Excerpts from a figure dataset
= = = = = = =

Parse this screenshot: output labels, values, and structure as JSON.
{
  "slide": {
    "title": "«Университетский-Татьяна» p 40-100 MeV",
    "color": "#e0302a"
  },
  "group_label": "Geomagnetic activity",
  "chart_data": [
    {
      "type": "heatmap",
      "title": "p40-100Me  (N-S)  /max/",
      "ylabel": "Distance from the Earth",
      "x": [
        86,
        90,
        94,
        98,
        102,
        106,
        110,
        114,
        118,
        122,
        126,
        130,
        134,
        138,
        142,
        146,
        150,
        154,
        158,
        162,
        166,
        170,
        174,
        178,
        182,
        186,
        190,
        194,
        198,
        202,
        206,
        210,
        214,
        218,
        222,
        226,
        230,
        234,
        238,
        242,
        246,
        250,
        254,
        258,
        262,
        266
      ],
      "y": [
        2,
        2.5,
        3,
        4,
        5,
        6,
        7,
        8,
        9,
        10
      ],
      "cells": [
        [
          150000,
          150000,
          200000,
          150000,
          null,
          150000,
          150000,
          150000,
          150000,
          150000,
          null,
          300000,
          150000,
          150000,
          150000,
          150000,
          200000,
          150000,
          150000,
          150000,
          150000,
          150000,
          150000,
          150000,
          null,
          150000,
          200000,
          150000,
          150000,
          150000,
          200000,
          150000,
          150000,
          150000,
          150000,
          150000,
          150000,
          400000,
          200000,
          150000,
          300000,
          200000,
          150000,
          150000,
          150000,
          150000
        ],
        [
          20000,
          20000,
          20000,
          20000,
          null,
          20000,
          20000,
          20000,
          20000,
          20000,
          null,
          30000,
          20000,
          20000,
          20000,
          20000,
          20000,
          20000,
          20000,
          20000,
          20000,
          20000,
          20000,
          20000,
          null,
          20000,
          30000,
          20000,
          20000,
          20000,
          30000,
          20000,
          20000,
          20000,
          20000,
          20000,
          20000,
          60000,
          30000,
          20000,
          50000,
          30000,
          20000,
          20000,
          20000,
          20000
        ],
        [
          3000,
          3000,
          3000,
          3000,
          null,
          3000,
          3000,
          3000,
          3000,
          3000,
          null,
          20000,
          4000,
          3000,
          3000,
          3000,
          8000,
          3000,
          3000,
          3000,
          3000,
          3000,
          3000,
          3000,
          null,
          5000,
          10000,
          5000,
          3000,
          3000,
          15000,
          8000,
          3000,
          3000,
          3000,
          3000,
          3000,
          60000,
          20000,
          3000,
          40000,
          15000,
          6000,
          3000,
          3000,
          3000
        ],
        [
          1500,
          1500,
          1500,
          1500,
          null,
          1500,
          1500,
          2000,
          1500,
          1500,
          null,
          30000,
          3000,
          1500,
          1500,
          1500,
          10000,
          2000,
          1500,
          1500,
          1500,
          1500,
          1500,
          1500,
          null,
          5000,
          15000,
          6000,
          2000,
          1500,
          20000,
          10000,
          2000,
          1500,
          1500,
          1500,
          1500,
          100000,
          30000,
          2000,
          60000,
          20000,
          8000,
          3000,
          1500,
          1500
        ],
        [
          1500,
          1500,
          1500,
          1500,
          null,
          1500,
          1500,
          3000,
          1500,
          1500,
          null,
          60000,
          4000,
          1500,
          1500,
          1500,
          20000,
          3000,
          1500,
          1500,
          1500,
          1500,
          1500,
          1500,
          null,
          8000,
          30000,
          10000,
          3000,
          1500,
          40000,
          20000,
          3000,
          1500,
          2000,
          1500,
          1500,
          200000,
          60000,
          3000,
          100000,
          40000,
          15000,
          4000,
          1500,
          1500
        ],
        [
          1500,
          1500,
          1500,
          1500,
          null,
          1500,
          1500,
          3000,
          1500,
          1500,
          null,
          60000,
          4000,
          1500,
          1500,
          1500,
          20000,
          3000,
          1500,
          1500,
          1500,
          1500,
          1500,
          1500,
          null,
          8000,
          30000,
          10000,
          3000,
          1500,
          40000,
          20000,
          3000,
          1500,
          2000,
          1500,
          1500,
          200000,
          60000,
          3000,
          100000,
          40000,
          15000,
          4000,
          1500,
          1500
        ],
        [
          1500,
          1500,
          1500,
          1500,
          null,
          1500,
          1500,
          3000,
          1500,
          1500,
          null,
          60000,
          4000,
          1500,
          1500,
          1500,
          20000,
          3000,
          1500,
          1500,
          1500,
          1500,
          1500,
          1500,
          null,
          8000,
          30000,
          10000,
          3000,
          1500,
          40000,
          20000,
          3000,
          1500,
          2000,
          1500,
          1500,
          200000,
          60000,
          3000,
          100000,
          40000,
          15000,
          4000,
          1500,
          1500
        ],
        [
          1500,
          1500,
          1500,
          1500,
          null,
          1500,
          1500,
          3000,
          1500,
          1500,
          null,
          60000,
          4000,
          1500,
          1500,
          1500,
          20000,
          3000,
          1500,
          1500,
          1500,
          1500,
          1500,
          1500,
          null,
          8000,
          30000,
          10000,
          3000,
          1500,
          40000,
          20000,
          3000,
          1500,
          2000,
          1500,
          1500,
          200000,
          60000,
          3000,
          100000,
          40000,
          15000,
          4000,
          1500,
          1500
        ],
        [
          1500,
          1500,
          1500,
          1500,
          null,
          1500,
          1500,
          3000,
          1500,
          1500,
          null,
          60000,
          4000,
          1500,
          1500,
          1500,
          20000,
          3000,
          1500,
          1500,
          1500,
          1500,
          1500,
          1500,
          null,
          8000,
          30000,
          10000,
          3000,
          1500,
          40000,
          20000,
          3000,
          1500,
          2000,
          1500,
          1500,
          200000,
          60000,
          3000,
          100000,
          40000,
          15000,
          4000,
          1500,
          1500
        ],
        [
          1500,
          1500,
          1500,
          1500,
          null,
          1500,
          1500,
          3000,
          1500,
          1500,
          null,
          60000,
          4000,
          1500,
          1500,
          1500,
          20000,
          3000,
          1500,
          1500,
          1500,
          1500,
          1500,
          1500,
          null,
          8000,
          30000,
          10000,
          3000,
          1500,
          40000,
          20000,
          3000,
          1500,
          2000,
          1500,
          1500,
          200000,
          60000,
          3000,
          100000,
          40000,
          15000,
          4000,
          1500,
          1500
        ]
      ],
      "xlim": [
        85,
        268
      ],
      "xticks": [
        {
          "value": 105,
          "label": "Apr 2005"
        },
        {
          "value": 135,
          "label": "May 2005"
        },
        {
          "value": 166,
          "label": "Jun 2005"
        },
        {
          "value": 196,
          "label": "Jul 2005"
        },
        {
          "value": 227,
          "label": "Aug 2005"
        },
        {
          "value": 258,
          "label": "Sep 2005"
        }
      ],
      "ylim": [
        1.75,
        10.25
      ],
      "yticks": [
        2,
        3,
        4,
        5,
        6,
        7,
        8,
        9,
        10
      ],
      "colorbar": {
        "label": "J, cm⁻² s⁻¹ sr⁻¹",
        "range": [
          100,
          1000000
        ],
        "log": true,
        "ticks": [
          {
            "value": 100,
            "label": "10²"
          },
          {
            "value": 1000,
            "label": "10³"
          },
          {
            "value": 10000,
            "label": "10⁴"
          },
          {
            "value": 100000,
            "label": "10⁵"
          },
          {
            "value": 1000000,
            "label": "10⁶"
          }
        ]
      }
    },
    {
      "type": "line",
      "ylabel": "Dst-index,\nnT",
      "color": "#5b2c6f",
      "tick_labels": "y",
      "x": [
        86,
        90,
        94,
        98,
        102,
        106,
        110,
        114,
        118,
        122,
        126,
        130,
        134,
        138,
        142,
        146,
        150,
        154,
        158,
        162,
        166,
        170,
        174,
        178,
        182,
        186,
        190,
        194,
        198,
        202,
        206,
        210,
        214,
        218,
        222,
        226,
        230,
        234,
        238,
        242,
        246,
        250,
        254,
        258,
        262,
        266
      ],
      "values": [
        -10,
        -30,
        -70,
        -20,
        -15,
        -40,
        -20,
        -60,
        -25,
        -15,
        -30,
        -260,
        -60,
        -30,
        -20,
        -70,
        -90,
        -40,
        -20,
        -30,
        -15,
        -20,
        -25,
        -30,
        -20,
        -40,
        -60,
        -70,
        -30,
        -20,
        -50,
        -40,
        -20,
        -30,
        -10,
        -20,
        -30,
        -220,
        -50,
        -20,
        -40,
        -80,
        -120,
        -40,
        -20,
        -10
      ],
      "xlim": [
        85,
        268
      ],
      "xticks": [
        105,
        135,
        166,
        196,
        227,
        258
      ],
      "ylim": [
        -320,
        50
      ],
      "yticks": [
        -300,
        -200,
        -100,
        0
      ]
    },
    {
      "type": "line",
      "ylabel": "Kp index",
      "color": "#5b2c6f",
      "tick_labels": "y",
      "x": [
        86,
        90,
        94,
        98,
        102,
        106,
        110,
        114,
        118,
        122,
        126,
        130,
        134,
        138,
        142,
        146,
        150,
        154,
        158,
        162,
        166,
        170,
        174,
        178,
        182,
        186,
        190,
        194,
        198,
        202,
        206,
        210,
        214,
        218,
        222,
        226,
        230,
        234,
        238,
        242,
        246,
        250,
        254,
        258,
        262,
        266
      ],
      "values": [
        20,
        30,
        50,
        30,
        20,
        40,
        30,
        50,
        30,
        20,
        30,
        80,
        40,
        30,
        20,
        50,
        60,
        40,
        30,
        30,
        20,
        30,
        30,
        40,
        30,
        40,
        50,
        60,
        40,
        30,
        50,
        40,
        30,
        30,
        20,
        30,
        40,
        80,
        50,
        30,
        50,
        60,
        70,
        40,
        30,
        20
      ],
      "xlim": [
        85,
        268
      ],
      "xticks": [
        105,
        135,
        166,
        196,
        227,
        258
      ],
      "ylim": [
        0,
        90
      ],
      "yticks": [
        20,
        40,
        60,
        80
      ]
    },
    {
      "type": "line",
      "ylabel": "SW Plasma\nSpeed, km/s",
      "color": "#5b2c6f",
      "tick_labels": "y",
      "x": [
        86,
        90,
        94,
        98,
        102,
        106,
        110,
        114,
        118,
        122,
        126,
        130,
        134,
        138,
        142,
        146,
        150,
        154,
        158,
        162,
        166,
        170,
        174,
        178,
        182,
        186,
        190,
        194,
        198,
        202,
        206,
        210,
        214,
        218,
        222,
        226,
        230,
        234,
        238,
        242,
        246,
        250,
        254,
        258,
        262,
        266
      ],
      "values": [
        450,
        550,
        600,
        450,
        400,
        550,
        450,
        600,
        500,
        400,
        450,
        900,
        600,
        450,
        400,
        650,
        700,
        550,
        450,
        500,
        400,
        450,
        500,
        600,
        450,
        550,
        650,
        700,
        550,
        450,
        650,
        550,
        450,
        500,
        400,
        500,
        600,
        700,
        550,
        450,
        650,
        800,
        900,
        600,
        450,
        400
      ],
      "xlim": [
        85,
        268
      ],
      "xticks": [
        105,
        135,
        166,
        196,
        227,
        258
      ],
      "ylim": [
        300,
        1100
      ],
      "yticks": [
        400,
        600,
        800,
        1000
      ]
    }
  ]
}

= = = = = = =

> **Exercise brief**:
Check all the records above and select each line where the string "ylabel" is found.

> **Correct output**:
      "ylabel": "Distance from the Earth",
      "ylabel": "Dst-index,\nnT",
      "ylabel": "Kp index",
      "ylabel": "SW Plasma\nSpeed, km/s",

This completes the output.